-- Start Task data --

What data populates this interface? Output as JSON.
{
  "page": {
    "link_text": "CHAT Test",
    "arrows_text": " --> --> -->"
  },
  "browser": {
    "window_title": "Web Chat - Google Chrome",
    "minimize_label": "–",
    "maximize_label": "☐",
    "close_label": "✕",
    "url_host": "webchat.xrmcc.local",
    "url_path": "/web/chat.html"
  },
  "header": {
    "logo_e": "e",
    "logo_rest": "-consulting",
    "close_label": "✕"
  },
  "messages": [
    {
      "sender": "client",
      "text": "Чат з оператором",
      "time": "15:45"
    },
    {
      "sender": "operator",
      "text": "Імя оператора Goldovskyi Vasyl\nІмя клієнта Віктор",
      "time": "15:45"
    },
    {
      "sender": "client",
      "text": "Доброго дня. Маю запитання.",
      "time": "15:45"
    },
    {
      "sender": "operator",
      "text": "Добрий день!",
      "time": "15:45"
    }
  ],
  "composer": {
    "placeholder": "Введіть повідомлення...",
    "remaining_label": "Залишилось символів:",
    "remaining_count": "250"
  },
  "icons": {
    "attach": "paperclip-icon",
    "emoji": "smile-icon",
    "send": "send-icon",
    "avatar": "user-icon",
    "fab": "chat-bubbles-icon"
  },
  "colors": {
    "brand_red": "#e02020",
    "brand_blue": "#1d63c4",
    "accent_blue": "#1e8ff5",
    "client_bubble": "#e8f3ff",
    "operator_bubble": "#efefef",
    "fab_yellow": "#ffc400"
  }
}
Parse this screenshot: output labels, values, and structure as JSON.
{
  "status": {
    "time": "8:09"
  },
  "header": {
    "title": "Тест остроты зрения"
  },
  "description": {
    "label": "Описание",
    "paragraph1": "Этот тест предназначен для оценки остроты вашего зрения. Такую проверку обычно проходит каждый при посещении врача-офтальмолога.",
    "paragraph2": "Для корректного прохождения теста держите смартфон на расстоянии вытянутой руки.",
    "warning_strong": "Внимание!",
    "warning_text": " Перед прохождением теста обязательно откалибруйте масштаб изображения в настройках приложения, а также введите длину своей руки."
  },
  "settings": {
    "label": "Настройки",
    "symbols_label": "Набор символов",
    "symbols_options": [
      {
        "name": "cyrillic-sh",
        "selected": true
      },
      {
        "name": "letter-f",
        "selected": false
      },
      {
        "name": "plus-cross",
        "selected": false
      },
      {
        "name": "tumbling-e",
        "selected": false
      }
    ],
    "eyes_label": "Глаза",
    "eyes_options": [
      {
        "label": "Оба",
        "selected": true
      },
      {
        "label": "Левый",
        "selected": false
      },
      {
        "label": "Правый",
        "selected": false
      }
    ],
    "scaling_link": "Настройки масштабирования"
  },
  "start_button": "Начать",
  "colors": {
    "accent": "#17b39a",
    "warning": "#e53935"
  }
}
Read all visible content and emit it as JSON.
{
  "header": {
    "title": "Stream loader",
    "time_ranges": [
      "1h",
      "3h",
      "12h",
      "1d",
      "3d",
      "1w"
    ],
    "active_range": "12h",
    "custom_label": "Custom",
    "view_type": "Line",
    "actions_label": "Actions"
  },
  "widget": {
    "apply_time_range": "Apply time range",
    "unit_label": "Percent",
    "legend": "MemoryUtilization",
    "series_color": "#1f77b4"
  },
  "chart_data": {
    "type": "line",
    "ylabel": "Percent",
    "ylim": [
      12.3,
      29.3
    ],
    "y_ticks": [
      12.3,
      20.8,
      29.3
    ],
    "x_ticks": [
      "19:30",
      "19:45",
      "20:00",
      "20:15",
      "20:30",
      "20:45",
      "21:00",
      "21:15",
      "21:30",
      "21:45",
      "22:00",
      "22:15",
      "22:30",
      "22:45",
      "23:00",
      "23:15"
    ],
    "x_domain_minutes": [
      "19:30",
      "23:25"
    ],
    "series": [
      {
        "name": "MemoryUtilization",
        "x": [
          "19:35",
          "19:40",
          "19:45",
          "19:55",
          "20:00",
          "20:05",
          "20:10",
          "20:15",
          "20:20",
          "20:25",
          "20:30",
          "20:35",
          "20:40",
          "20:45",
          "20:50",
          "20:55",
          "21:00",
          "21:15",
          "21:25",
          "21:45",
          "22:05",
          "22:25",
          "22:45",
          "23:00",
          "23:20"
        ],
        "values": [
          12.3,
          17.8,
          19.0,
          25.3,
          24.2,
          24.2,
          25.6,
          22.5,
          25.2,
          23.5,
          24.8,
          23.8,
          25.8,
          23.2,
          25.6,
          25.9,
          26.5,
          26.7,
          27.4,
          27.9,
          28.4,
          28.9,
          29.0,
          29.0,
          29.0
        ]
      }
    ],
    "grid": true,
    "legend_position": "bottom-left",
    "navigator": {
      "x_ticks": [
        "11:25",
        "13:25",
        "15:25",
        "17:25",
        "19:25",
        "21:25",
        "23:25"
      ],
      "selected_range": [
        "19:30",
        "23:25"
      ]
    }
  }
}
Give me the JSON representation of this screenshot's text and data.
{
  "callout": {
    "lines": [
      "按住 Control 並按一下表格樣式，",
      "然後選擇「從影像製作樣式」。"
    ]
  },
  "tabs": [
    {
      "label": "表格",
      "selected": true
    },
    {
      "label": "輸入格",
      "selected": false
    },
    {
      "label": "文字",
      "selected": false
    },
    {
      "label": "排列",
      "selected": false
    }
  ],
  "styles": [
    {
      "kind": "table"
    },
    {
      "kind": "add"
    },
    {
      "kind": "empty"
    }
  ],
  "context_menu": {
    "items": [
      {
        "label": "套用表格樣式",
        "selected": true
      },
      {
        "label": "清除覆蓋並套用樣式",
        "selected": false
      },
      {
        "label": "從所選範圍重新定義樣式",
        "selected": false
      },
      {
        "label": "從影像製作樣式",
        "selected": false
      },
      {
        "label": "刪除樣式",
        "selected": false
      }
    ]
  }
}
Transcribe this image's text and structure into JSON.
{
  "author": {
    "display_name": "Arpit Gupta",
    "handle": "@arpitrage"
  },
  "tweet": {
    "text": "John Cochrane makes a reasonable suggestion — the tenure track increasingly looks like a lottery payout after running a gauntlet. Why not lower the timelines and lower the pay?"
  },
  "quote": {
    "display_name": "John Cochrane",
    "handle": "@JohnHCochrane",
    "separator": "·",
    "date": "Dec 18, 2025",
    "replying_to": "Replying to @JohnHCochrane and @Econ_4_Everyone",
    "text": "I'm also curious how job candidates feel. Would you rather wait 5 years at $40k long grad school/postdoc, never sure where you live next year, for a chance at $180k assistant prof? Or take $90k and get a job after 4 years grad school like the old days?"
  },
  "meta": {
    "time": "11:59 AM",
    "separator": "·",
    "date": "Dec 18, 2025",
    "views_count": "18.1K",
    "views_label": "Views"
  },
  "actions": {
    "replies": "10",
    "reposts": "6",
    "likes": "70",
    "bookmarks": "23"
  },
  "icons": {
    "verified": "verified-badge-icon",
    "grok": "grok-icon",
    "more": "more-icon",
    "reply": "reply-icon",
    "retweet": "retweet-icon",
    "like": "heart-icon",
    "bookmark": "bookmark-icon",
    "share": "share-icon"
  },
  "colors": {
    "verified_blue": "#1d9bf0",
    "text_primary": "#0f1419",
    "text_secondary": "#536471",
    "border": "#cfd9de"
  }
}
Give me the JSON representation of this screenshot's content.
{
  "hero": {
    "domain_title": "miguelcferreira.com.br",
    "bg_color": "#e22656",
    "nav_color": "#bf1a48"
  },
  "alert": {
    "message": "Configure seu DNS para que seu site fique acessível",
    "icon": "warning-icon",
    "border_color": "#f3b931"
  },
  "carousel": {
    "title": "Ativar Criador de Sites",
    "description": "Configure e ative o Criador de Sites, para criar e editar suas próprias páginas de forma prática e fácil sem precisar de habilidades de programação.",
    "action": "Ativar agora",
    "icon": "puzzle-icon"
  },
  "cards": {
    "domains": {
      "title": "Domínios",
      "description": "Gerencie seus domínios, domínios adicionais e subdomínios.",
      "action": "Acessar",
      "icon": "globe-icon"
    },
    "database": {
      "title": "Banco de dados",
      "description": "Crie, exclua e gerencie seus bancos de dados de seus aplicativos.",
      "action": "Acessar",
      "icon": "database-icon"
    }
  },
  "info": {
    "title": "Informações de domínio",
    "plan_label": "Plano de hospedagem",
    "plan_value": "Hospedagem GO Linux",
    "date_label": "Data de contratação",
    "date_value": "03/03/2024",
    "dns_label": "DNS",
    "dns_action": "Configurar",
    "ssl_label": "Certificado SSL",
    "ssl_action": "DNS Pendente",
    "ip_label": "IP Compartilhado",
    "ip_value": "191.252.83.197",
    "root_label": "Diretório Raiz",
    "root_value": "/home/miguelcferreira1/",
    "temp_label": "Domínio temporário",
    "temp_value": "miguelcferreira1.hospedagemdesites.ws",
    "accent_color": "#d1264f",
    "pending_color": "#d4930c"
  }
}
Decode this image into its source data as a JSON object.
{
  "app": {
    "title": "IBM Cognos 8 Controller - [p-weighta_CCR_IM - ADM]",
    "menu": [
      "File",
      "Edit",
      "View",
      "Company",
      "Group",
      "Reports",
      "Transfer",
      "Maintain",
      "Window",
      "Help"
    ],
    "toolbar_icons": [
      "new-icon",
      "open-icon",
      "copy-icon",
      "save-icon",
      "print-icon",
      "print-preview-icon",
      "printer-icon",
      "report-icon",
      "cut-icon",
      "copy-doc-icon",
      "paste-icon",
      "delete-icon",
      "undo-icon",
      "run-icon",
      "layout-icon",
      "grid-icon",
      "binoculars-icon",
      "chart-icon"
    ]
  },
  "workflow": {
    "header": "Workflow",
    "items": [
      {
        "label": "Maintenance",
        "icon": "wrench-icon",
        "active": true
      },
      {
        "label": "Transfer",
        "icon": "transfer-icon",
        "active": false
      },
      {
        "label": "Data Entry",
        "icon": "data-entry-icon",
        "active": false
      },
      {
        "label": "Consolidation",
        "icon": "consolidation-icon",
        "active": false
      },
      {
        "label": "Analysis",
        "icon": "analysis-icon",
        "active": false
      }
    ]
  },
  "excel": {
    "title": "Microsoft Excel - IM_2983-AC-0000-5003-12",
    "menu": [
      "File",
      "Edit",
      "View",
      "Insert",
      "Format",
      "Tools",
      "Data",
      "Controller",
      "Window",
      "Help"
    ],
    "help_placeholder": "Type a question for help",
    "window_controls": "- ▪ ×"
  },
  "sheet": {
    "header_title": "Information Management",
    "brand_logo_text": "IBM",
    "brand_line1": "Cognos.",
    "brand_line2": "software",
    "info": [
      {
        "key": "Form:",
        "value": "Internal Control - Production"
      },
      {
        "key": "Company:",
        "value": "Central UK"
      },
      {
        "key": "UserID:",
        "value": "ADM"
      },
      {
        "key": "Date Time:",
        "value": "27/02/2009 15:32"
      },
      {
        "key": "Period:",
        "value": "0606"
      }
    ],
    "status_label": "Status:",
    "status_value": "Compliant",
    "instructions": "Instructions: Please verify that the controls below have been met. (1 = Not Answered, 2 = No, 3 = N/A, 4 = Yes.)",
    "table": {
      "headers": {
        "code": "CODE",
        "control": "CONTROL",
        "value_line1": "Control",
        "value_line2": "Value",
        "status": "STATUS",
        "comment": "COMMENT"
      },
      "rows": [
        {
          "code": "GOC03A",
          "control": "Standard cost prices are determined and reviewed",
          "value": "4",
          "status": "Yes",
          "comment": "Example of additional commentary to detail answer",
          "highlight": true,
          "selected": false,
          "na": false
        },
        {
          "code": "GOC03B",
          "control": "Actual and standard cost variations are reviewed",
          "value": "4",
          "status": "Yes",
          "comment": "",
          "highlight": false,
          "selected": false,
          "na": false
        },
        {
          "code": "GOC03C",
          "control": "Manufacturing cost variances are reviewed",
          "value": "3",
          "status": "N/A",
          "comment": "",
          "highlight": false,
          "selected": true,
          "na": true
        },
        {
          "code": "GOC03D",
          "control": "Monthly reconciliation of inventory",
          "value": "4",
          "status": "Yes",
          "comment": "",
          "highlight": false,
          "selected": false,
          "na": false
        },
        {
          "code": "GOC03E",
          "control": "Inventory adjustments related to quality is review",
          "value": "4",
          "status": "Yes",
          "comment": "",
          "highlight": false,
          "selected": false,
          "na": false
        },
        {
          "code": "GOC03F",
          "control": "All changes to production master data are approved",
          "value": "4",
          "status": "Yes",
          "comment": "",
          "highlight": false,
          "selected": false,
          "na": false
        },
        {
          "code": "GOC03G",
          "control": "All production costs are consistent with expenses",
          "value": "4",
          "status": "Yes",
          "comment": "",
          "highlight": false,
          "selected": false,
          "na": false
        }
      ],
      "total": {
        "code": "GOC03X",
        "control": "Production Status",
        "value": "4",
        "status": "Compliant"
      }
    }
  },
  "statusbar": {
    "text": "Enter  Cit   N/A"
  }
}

-- End Task data --

(Problem to work on): State how many lines above contain the string "Настройки", with no other words.

(Solution to this task): 2